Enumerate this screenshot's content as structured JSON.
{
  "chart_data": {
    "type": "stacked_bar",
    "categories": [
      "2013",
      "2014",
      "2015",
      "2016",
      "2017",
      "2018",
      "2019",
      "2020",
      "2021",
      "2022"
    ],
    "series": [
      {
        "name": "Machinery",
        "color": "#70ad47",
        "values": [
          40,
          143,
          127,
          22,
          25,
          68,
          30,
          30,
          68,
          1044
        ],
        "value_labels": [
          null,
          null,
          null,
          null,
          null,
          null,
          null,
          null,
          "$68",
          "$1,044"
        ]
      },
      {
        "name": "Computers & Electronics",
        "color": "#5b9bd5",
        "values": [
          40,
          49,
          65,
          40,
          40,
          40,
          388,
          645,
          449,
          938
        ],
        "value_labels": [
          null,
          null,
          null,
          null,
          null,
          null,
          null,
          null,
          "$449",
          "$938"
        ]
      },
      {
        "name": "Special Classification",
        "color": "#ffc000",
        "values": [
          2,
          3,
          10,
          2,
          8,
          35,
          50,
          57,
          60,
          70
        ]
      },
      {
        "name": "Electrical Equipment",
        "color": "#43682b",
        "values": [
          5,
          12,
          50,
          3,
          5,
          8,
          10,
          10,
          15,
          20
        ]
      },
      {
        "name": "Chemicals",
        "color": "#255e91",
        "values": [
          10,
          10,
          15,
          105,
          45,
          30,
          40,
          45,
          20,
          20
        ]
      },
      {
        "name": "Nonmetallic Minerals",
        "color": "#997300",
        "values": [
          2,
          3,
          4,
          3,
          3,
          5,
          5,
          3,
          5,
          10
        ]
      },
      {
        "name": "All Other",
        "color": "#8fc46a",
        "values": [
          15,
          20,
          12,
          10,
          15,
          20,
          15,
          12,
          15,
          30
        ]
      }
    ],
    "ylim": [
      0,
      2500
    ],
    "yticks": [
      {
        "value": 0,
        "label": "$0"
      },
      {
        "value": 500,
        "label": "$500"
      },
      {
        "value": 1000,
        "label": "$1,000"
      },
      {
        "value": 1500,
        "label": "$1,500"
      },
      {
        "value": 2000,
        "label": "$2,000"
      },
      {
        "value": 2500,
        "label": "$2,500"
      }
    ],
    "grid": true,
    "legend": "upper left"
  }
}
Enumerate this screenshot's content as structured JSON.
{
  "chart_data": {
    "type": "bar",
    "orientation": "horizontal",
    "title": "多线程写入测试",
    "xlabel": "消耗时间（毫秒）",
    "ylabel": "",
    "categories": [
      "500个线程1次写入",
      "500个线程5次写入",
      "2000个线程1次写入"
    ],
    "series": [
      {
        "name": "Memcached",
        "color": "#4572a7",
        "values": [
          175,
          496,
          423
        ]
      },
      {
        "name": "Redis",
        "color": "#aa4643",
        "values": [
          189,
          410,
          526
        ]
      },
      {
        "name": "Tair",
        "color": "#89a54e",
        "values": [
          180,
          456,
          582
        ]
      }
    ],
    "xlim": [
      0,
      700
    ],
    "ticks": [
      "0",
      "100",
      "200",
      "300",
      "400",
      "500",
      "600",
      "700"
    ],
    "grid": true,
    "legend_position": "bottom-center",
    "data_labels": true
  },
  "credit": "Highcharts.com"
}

---*---

▶ **INSTRUCTIONS TO FOLLOW**
Extract all of the data shown above without alteration.

▶ **RESULT OF THIS TASK**
Enumerate this screenshot's content as structured JSON.
{
  "chart_data": {
    "type": "stacked_bar",
    "categories": [
      "2013",
      "2014",
      "2015",
      "2016",
      "2017",
      "2018",
      "2019",
      "2020",
      "2021",
      "2022"
    ],
    "series": [
      {
        "name": "Machinery",
        "color": "#70ad47",
        "values": [
          40,
          143,
          127,
          22,
          25,
          68,
          30,
          30,
          68,
          1044
        ],
        "value_labels": [
          null,
          null,
          null,
          null,
          null,
          null,
          null,
          null,
          "$68",
          "$1,044"
        ]
      },
      {
        "name": "Computers & Electronics",
        "color": "#5b9bd5",
        "values": [
          40,
          49,
          65,
          40,
          40,
          40,
          388,
          645,
          449,
          938
        ],
        "value_labels": [
          null,
          null,
          null,
          null,
          null,
          null,
          null,
          null,
          "$449",
          "$938"
        ]
      },
      {
        "name": "Special Classification",
        "color": "#ffc000",
        "values": [
          2,
          3,
          10,
          2,
          8,
          35,
          50,
          57,
          60,
          70
        ]
      },
      {
        "name": "Electrical Equipment",
        "color": "#43682b",
        "values": [
          5,
          12,
          50,
          3,
          5,
          8,
          10,
          10,
          15,
          20
        ]
      },
      {
        "name": "Chemicals",
        "color": "#255e91",
        "values": [
          10,
          10,
          15,
          105,
          45,
          30,
          40,
          45,
          20,
          20
        ]
      },
      {
        "name": "Nonmetallic Minerals",
        "color": "#997300",
        "values": [
          2,
          3,
          4,
          3,
          3,
          5,
          5,
          3,
          5,
          10
        ]
      },
      {
        "name": "All Other",
        "color": "#8fc46a",
        "values": [
          15,
          20,
          12,
          10,
          15,
          20,
          15,
          12,
          15,
          30
        ]
      }
    ],
    "ylim": [
      0,
      2500
    ],
    "yticks": [
      {
        "value": 0,
        "label": "$0"
      },
      {
        "value": 500,
        "label": "$500"
      },
      {
        "value": 1000,
        "label": "$1,000"
      },
      {
        "value": 1500,
        "label": "$1,500"
      },
      {
        "value": 2000,
        "label": "$2,000"
      },
      {
        "value": 2500,
        "label": "$2,500"
      }
    ],
    "grid": true,
    "legend": "upper left"
  }
}
Enumerate this screenshot's content as structured JSON.
{
  "chart_data": {
    "type": "bar",
    "orientation": "horizontal",
    "title": "多线程写入测试",
    "xlabel": "消耗时间（毫秒）",
    "ylabel": "",
    "categories": [
      "500个线程1次写入",
      "500个线程5次写入",
      "2000个线程1次写入"
    ],
    "series": [
      {
        "name": "Memcached",
        "color": "#4572a7",
        "values": [
          175,
          496,
          423
        ]
      },
      {
        "name": "Redis",
        "color": "#aa4643",
        "values": [
          189,
          410,
          526
        ]
      },
      {
        "name": "Tair",
        "color": "#89a54e",
        "values": [
          180,
          456,
          582
        ]
      }
    ],
    "xlim": [
      0,
      700
    ],
    "ticks": [
      "0",
      "100",
      "200",
      "300",
      "400",
      "500",
      "600",
      "700"
    ],
    "grid": true,
    "legend_position": "bottom-center",
    "data_labels": true
  },
  "credit": "Highcharts.com"
}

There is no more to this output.